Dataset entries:
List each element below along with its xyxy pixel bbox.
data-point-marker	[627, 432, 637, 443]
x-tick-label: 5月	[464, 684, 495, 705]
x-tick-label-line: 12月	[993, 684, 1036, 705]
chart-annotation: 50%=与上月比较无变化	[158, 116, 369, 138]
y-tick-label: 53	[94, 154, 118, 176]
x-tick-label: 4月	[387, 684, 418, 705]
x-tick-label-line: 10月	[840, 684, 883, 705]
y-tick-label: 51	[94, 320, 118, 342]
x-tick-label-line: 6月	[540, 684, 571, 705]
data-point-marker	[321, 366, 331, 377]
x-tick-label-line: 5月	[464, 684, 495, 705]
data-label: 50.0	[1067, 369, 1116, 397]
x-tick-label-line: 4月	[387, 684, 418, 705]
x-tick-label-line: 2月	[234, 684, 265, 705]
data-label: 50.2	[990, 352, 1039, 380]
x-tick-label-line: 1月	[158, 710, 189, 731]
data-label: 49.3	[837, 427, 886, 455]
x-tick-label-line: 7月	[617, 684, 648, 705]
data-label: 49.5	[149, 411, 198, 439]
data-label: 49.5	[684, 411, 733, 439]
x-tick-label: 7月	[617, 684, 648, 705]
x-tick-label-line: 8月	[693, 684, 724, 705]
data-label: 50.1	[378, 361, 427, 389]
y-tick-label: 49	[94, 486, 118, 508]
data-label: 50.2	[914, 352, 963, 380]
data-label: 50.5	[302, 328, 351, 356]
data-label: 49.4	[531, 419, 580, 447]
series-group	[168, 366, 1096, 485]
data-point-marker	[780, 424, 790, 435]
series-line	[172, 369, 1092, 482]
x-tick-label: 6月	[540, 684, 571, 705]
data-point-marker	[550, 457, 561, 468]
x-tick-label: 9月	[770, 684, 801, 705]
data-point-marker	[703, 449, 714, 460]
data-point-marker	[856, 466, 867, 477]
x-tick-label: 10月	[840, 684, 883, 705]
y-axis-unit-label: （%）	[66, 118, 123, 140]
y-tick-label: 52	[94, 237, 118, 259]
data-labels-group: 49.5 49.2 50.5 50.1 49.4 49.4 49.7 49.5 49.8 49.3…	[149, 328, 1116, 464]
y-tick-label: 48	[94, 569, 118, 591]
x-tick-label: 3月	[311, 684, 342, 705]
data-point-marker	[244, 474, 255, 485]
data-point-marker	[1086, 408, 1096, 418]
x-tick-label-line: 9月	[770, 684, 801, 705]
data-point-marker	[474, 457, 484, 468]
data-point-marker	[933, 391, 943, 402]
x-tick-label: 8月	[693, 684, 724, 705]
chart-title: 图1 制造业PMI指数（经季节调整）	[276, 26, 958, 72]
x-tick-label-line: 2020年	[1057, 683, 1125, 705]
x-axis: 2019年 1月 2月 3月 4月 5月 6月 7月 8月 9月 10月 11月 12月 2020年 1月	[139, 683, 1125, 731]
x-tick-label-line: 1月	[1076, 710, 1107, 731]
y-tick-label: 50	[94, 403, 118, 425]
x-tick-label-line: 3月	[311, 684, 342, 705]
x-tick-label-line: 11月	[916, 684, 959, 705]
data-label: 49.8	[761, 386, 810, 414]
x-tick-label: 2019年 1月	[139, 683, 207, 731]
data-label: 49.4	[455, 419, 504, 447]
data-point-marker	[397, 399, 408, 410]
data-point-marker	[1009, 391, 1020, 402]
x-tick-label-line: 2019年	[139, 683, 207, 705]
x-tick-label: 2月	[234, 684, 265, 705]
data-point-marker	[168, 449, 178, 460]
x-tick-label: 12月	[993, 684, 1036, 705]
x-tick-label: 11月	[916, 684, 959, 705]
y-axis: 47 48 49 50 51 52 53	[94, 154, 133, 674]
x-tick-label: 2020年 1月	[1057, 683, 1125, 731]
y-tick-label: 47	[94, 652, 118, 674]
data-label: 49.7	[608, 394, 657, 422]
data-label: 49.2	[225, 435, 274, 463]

### REQUIREMENT
Reproduce the listing verbatim, from its first line up to and including the line that contains "154, 118, 176]".

### RESULT
List each element below along with its xyxy pixel bbox.
data-point-marker	[627, 432, 637, 443]
x-tick-label: 5月	[464, 684, 495, 705]
x-tick-label-line: 12月	[993, 684, 1036, 705]
chart-annotation: 50%=与上月比较无变化	[158, 116, 369, 138]
y-tick-label: 53	[94, 154, 118, 176]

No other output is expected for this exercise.